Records
###

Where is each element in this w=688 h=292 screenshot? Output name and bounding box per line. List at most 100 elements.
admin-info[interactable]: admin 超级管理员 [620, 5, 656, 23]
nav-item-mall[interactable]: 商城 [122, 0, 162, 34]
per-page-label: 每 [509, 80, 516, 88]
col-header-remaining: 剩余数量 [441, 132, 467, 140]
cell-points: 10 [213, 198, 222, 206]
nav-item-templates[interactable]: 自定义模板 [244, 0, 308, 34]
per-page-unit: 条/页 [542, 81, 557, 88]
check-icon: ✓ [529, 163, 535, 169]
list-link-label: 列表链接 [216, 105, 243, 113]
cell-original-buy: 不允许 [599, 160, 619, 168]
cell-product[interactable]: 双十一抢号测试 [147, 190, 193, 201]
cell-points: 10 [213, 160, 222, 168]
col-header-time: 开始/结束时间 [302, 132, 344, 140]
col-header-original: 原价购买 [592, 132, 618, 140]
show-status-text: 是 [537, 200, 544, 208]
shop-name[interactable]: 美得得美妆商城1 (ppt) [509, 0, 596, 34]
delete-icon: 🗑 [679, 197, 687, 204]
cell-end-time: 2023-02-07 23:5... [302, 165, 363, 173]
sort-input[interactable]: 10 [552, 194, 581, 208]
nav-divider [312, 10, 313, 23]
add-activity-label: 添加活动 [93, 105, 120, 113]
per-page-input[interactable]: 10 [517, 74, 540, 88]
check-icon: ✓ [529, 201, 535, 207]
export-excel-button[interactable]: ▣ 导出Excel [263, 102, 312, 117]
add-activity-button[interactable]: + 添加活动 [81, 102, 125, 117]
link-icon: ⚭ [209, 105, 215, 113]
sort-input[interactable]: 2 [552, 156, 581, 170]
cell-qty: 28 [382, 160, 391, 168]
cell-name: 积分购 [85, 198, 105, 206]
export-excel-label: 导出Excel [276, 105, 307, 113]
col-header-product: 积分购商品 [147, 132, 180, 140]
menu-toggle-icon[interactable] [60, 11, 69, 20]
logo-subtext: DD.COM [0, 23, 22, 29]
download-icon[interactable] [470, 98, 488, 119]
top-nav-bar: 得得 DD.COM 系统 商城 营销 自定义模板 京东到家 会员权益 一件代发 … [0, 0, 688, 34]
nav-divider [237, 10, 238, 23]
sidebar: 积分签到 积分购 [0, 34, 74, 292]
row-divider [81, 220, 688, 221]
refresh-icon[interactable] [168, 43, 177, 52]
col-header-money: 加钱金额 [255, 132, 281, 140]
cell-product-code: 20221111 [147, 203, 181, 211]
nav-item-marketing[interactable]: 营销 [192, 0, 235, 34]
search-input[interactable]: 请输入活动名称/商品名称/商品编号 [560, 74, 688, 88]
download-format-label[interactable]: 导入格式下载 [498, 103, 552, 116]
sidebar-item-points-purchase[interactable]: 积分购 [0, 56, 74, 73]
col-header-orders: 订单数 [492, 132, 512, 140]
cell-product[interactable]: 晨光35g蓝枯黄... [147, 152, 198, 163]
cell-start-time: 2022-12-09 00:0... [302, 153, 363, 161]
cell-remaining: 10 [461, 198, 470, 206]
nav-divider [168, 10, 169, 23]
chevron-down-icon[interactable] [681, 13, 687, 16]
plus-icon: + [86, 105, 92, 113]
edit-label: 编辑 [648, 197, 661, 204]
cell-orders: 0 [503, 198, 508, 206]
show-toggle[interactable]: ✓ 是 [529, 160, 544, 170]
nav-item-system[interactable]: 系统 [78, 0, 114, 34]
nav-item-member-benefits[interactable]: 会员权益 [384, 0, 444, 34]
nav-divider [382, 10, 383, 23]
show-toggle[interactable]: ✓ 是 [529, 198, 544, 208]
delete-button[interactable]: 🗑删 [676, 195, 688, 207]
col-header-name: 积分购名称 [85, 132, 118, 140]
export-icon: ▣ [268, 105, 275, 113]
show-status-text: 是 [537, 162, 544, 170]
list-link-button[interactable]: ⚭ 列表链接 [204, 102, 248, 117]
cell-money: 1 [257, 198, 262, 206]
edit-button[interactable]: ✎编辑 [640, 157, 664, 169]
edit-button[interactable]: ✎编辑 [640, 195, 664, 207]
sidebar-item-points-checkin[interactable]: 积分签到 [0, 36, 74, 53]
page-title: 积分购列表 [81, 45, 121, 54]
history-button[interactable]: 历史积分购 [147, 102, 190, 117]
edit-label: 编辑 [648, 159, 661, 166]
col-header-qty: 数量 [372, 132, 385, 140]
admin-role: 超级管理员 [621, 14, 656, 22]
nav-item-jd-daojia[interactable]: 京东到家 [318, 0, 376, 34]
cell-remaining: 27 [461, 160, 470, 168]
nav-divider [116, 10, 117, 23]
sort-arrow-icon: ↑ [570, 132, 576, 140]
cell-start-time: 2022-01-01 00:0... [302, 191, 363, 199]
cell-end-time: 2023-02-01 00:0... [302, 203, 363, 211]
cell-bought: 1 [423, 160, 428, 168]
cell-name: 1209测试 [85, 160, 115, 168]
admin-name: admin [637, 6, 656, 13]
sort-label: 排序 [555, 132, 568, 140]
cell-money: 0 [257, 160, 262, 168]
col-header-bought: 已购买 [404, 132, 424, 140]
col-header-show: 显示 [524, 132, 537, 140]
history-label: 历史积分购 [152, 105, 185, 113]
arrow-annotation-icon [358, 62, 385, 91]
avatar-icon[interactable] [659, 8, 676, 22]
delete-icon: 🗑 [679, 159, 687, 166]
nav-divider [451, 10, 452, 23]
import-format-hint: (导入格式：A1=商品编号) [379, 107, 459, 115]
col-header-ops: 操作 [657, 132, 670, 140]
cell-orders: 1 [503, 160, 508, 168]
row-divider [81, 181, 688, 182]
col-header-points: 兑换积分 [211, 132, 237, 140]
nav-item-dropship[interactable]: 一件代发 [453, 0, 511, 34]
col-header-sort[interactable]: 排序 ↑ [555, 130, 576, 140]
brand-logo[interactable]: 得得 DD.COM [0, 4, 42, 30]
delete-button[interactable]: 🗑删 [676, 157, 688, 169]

###

=== WORK TO DO ===
Copy out every line of the material above, character for character.

=== THE REPLY ===
Where is each element in this w=688 h=292 screenshot? Output name and bounding box per line. List at most 100 elements.
admin-info[interactable]: admin 超级管理员 [620, 5, 656, 23]
nav-item-mall[interactable]: 商城 [122, 0, 162, 34]
per-page-label: 每 [509, 80, 516, 88]
col-header-remaining: 剩余数量 [441, 132, 467, 140]
cell-points: 10 [213, 198, 222, 206]
nav-item-templates[interactable]: 自定义模板 [244, 0, 308, 34]
per-page-unit: 条/页 [542, 81, 557, 88]
check-icon: ✓ [529, 163, 535, 169]
list-link-label: 列表链接 [216, 105, 243, 113]
cell-original-buy: 不允许 [599, 160, 619, 168]
cell-product[interactable]: 双十一抢号测试 [147, 190, 193, 201]
cell-points: 10 [213, 160, 222, 168]
col-header-time: 开始/结束时间 [302, 132, 344, 140]
col-header-original: 原价购买 [592, 132, 618, 140]
show-status-text: 是 [537, 200, 544, 208]
shop-name[interactable]: 美得得美妆商城1 (ppt) [509, 0, 596, 34]
delete-icon: 🗑 [679, 197, 687, 204]
cell-end-time: 2023-02-07 23:5... [302, 165, 363, 173]
sort-input[interactable]: 10 [552, 194, 581, 208]
nav-divider [312, 10, 313, 23]
add-activity-label: 添加活动 [93, 105, 120, 113]
per-page-input[interactable]: 10 [517, 74, 540, 88]
check-icon: ✓ [529, 201, 535, 207]
export-excel-button[interactable]: ▣ 导出Excel [263, 102, 312, 117]
add-activity-button[interactable]: + 添加活动 [81, 102, 125, 117]
link-icon: ⚭ [209, 105, 215, 113]
sort-input[interactable]: 2 [552, 156, 581, 170]
cell-qty: 28 [382, 160, 391, 168]
cell-name: 积分购 [85, 198, 105, 206]
export-excel-label: 导出Excel [276, 105, 307, 113]
col-header-product: 积分购商品 [147, 132, 180, 140]
menu-toggle-icon[interactable] [60, 11, 69, 20]
logo-subtext: DD.COM [0, 23, 22, 29]
download-icon[interactable] [470, 98, 488, 119]
top-nav-bar: 得得 DD.COM 系统 商城 营销 自定义模板 京东到家 会员权益 一件代发 … [0, 0, 688, 34]
nav-divider [237, 10, 238, 23]
sidebar: 积分签到 积分购 [0, 34, 74, 292]
row-divider [81, 220, 688, 221]
refresh-icon[interactable] [168, 43, 177, 52]
col-header-money: 加钱金额 [255, 132, 281, 140]
cell-product-code: 20221111 [147, 203, 181, 211]
nav-item-marketing[interactable]: 营销 [192, 0, 235, 34]
search-input[interactable]: 请输入活动名称/商品名称/商品编号 [560, 74, 688, 88]
download-format-label[interactable]: 导入格式下载 [498, 103, 552, 116]
sidebar-item-points-purchase[interactable]: 积分购 [0, 56, 74, 73]
col-header-orders: 订单数 [492, 132, 512, 140]
cell-product[interactable]: 晨光35g蓝枯黄... [147, 152, 198, 163]
cell-start-time: 2022-12-09 00:0... [302, 153, 363, 161]
cell-remaining: 10 [461, 198, 470, 206]
nav-divider [168, 10, 169, 23]
chevron-down-icon[interactable] [681, 13, 687, 16]
plus-icon: + [86, 105, 92, 113]
edit-label: 编辑 [648, 197, 661, 204]
cell-orders: 0 [503, 198, 508, 206]
show-toggle[interactable]: ✓ 是 [529, 160, 544, 170]
nav-item-system[interactable]: 系统 [78, 0, 114, 34]
nav-item-member-benefits[interactable]: 会员权益 [384, 0, 444, 34]
nav-divider [382, 10, 383, 23]
show-toggle[interactable]: ✓ 是 [529, 198, 544, 208]
delete-button[interactable]: 🗑删 [676, 195, 688, 207]
col-header-name: 积分购名称 [85, 132, 118, 140]
export-icon: ▣ [268, 105, 275, 113]
show-status-text: 是 [537, 162, 544, 170]
list-link-button[interactable]: ⚭ 列表链接 [204, 102, 248, 117]
cell-money: 1 [257, 198, 262, 206]
edit-button[interactable]: ✎编辑 [640, 157, 664, 169]
edit-button[interactable]: ✎编辑 [640, 195, 664, 207]
sidebar-item-points-checkin[interactable]: 积分签到 [0, 36, 74, 53]
page-title: 积分购列表 [81, 45, 121, 54]
history-button[interactable]: 历史积分购 [147, 102, 190, 117]
edit-label: 编辑 [648, 159, 661, 166]
col-header-qty: 数量 [372, 132, 385, 140]
admin-role: 超级管理员 [621, 14, 656, 22]
nav-item-jd-daojia[interactable]: 京东到家 [318, 0, 376, 34]
cell-remaining: 27 [461, 160, 470, 168]
nav-divider [116, 10, 117, 23]
sort-arrow-icon: ↑ [570, 132, 576, 140]
cell-start-time: 2022-01-01 00:0... [302, 191, 363, 199]
cell-end-time: 2023-02-01 00:0... [302, 203, 363, 211]
cell-bought: 1 [423, 160, 428, 168]
cell-name: 1209测试 [85, 160, 115, 168]
admin-name: admin [637, 6, 656, 13]
sort-label: 排序 [555, 132, 568, 140]
cell-money: 0 [257, 160, 262, 168]
col-header-bought: 已购买 [404, 132, 424, 140]
col-header-show: 显示 [524, 132, 537, 140]
history-label: 历史积分购 [152, 105, 185, 113]
arrow-annotation-icon [358, 62, 385, 91]
avatar-icon[interactable] [659, 8, 676, 22]
delete-icon: 🗑 [679, 159, 687, 166]
nav-divider [451, 10, 452, 23]
import-format-hint: (导入格式：A1=商品编号) [379, 107, 459, 115]
col-header-ops: 操作 [657, 132, 670, 140]
cell-orders: 1 [503, 160, 508, 168]
row-divider [81, 181, 688, 182]
col-header-points: 兑换积分 [211, 132, 237, 140]
nav-item-dropship[interactable]: 一件代发 [453, 0, 511, 34]
col-header-sort[interactable]: 排序 ↑ [555, 130, 576, 140]
brand-logo[interactable]: 得得 DD.COM [0, 4, 42, 30]
delete-button[interactable]: 🗑删 [676, 157, 688, 169]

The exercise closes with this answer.